- SUPPLIED DATA:
----

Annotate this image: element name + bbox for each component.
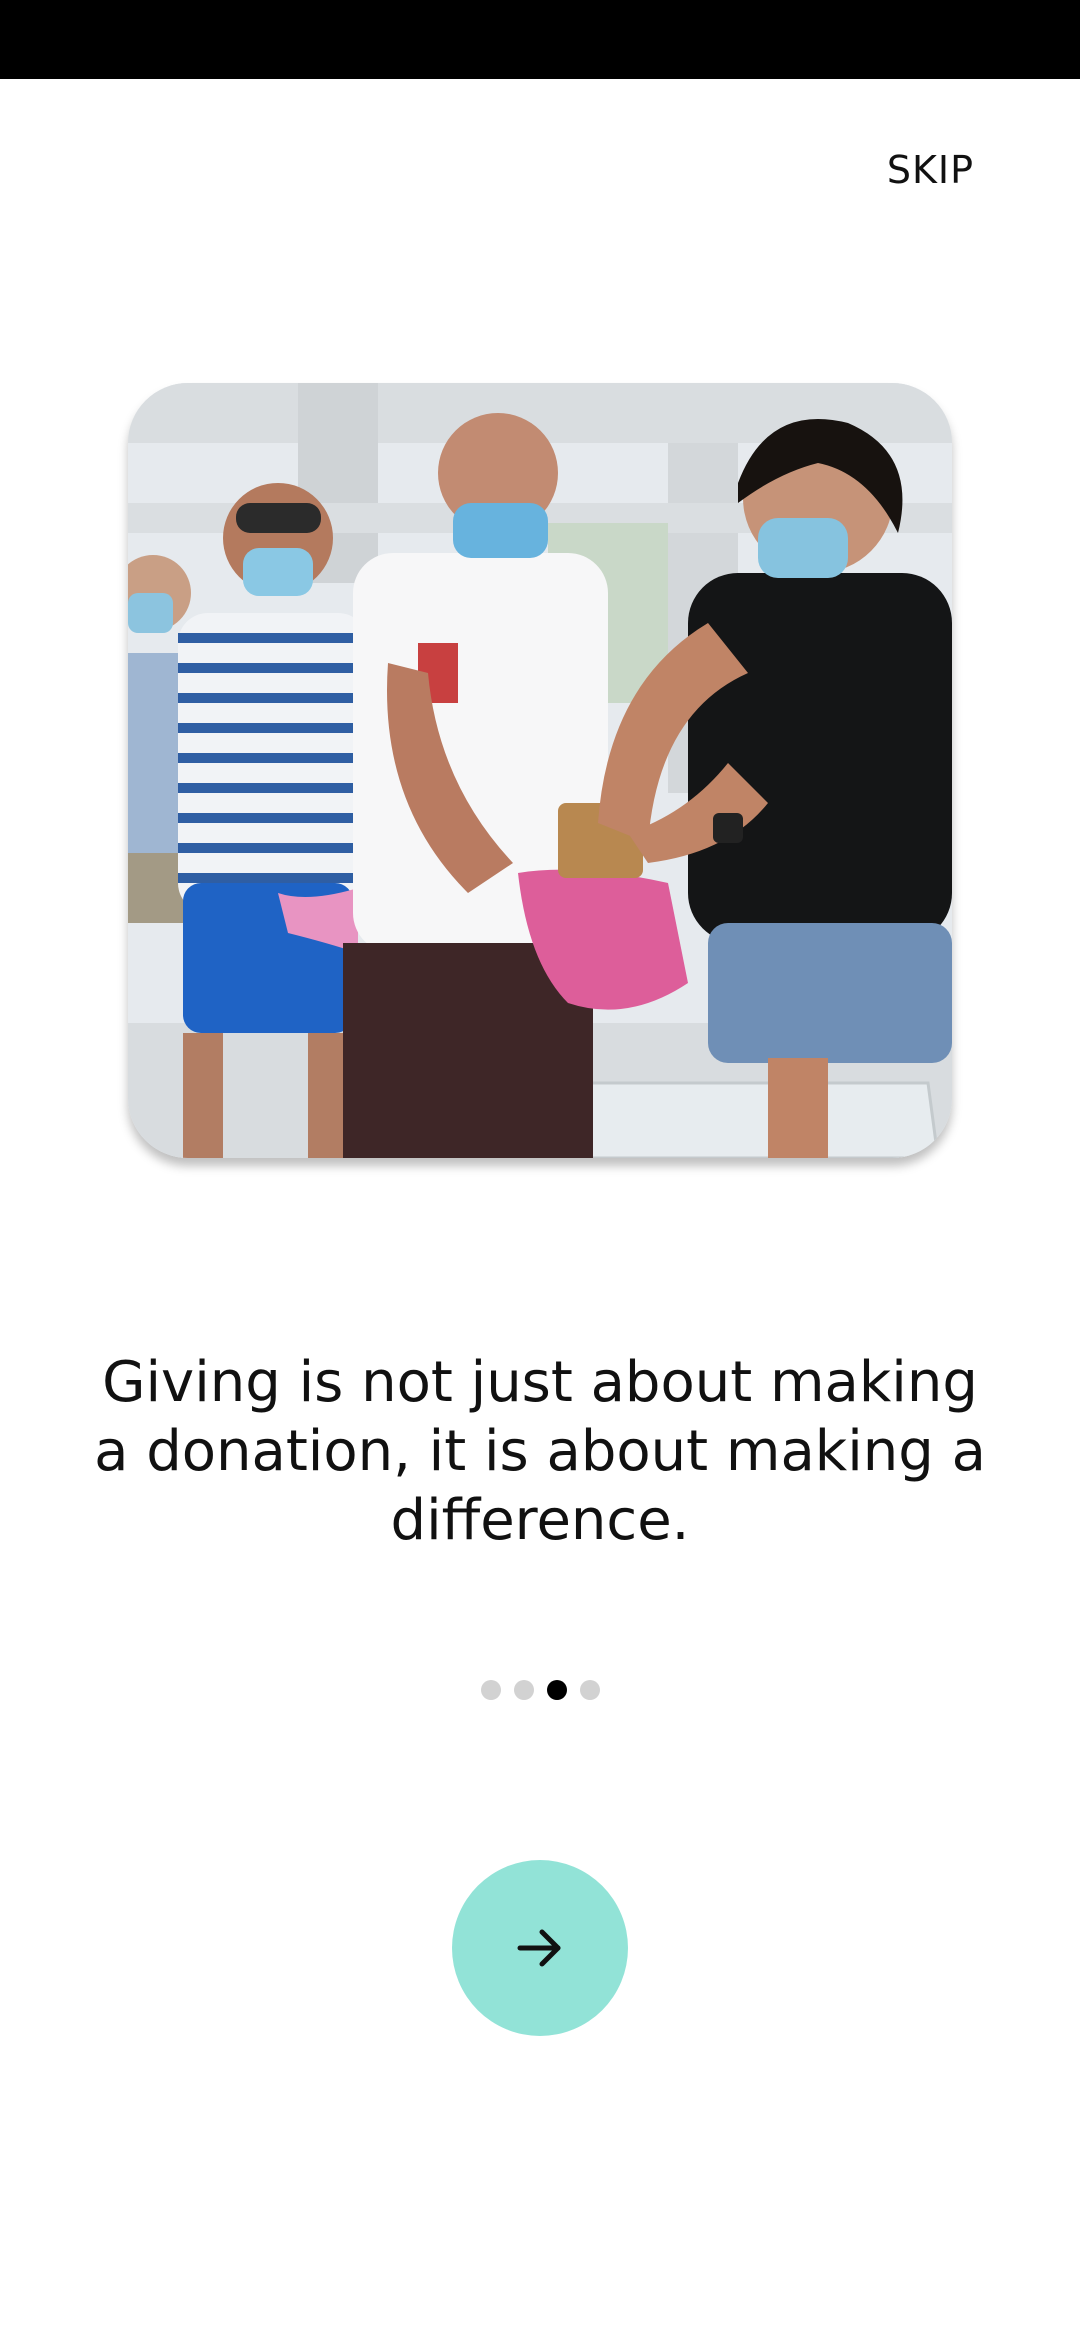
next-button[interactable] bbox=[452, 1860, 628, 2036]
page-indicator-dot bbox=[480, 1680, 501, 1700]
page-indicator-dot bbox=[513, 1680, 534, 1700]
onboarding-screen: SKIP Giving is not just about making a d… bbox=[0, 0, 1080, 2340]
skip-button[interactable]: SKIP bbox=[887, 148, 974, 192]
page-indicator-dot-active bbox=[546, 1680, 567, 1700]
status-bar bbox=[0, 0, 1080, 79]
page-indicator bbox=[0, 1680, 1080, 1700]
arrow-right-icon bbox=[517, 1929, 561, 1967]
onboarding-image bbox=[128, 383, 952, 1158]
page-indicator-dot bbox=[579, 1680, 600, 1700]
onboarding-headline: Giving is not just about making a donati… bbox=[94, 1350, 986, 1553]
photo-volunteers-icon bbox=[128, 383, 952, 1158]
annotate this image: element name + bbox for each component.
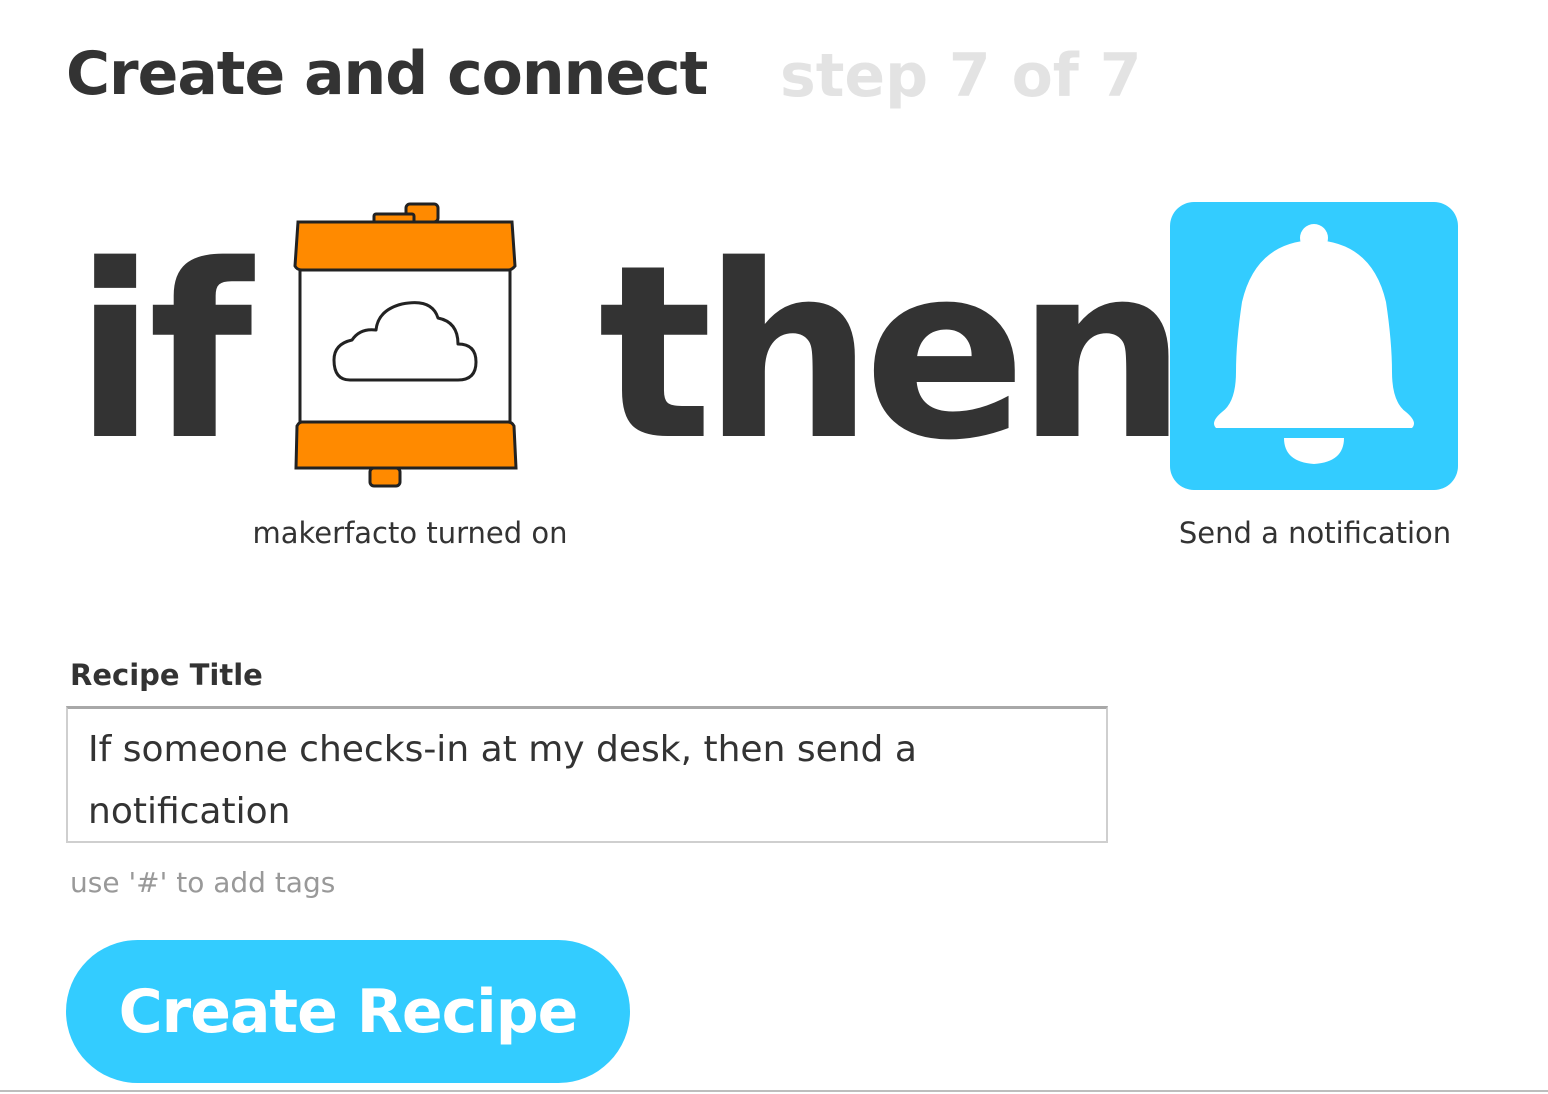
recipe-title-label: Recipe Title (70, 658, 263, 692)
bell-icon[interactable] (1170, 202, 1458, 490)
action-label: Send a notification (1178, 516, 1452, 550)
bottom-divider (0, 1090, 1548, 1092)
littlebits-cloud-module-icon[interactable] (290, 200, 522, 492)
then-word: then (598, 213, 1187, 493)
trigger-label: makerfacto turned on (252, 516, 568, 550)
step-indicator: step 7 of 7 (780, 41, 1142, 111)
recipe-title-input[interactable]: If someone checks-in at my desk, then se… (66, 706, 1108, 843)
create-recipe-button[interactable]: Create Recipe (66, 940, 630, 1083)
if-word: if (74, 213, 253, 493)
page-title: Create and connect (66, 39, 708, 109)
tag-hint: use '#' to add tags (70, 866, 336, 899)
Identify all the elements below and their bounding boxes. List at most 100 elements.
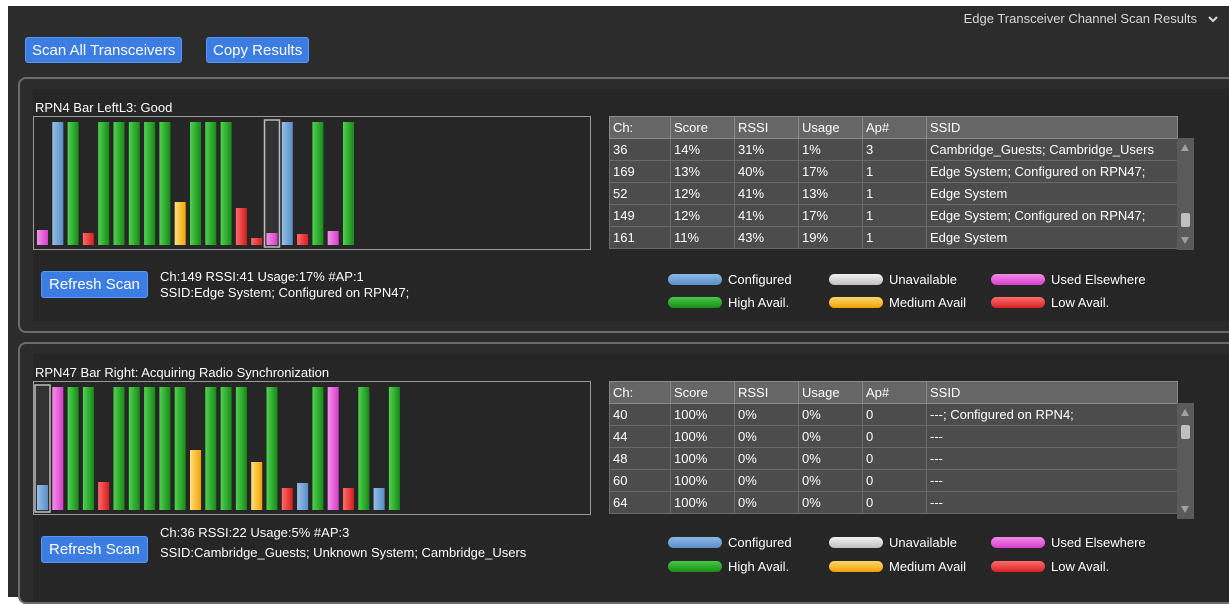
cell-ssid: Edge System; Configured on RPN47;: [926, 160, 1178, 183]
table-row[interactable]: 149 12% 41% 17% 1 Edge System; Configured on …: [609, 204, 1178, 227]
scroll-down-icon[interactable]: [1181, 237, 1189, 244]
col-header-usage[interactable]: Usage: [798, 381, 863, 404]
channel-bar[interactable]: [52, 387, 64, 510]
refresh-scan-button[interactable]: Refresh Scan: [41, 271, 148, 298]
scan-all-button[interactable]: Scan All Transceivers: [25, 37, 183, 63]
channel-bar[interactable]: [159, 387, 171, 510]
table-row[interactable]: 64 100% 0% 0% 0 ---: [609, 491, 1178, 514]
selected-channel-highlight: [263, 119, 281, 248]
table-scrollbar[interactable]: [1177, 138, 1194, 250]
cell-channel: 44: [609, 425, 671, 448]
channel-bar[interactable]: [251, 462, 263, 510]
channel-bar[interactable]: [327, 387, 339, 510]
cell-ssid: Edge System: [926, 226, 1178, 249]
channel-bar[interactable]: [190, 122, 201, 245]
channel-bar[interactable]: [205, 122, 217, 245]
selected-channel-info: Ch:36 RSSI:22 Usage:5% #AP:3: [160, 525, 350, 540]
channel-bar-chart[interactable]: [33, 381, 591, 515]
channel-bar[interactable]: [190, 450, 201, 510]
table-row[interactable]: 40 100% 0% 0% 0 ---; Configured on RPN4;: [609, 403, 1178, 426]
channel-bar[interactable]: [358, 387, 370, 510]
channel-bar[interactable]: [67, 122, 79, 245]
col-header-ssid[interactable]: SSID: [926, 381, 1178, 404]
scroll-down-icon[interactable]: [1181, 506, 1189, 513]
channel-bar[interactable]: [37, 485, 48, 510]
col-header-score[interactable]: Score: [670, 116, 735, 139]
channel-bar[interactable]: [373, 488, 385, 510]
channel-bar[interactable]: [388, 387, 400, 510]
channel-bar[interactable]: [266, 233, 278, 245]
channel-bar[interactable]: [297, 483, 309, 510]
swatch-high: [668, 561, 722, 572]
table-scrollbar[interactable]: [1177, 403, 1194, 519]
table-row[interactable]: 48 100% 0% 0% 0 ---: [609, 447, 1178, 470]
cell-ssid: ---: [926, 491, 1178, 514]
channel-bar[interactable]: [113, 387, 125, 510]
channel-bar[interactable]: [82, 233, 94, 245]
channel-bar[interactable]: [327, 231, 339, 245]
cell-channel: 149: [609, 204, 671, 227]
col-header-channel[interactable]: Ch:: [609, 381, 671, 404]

----

- EXERCISE PROMPT: Reproduce every line of the material above word for word, leaving out the picture placeholders.

- EXPECTED ANSWER:
Annotate this image: element name + bbox for each component.
next-button[interactable] bbox=[452, 1860, 628, 2036]
page-indicator-dot bbox=[480, 1680, 501, 1700]
page-indicator-dot bbox=[513, 1680, 534, 1700]
onboarding-screen: SKIP Giving is not just about making a d… bbox=[0, 0, 1080, 2340]
skip-button[interactable]: SKIP bbox=[887, 148, 974, 192]
page-indicator-dot-active bbox=[546, 1680, 567, 1700]
status-bar bbox=[0, 0, 1080, 79]
page-indicator bbox=[0, 1680, 1080, 1700]
arrow-right-icon bbox=[517, 1929, 561, 1967]
onboarding-image bbox=[128, 383, 952, 1158]
page-indicator-dot bbox=[579, 1680, 600, 1700]
onboarding-headline: Giving is not just about making a donati… bbox=[94, 1350, 986, 1553]
photo-volunteers-icon bbox=[128, 383, 952, 1158]
annotate this image: element name + bbox for each component.
recipe-title-label: Recipe Title (70, 658, 263, 692)
bell-icon[interactable] (1170, 202, 1458, 490)
action-label: Send a notification (1178, 516, 1452, 550)
bottom-divider (0, 1090, 1548, 1092)
littlebits-cloud-module-icon[interactable] (290, 200, 522, 492)
then-word: then (598, 213, 1187, 493)
trigger-label: makerfacto turned on (252, 516, 568, 550)
step-indicator: step 7 of 7 (780, 41, 1142, 111)
recipe-title-input[interactable]: If someone checks-in at my desk, then se… (66, 706, 1108, 843)
create-recipe-button[interactable]: Create Recipe (66, 940, 630, 1083)
if-word: if (74, 213, 253, 493)
page-title: Create and connect (66, 39, 708, 109)
tag-hint: use '#' to add tags (70, 866, 336, 899)
Identify all the elements below and their bounding boxes. List at most 100 elements.
cell-ssid: Edge System; Configured on RPN47;: [926, 160, 1178, 183]
table-row[interactable]: 149 12% 41% 17% 1 Edge System; Configured on …: [609, 204, 1178, 227]
scroll-down-icon[interactable]: [1181, 237, 1189, 244]
col-header-usage[interactable]: Usage: [798, 381, 863, 404]
channel-bar[interactable]: [52, 387, 64, 510]
refresh-scan-button[interactable]: Refresh Scan: [41, 271, 148, 298]
scan-all-button[interactable]: Scan All Transceivers: [25, 37, 183, 63]
channel-bar[interactable]: [159, 387, 171, 510]
table-row[interactable]: 64 100% 0% 0% 0 ---: [609, 491, 1178, 514]
selected-channel-highlight: [263, 119, 281, 248]
table-scrollbar[interactable]: [1177, 138, 1194, 250]
cell-channel: 44: [609, 425, 671, 448]
channel-bar[interactable]: [251, 462, 263, 510]
channel-bar[interactable]: [327, 387, 339, 510]
cell-ssid: Edge System: [926, 226, 1178, 249]
channel-bar[interactable]: [190, 122, 201, 245]
channel-bar[interactable]: [205, 122, 217, 245]
selected-channel-info: Ch:36 RSSI:22 Usage:5% #AP:3: [160, 525, 350, 540]
channel-bar-chart[interactable]: [33, 381, 591, 515]
channel-bar[interactable]: [190, 450, 201, 510]
table-row[interactable]: 40 100% 0% 0% 0 ---; Configured on RPN4;: [609, 403, 1178, 426]
channel-bar[interactable]: [358, 387, 370, 510]
channel-bar[interactable]: [67, 122, 79, 245]
col-header-ssid[interactable]: SSID: [926, 381, 1178, 404]
scroll-down-icon[interactable]: [1181, 506, 1189, 513]
channel-bar[interactable]: [37, 485, 48, 510]
col-header-score[interactable]: Score: [670, 116, 735, 139]
channel-bar[interactable]: [373, 488, 385, 510]
channel-bar[interactable]: [388, 387, 400, 510]
channel-bar[interactable]: [266, 233, 278, 245]
channel-bar[interactable]: [297, 483, 309, 510]
swatch-high: [668, 561, 722, 572]
table-scrollbar[interactable]: [1177, 403, 1194, 519]
table-row[interactable]: 48 100% 0% 0% 0 ---: [609, 447, 1178, 470]
cell-ssid: ---: [926, 491, 1178, 514]
channel-bar[interactable]: [113, 387, 125, 510]
channel-bar[interactable]: [82, 233, 94, 245]
channel-bar[interactable]: [327, 231, 339, 245]
cell-channel: 149: [609, 204, 671, 227]
col-header-channel[interactable]: Ch:: [609, 381, 671, 404]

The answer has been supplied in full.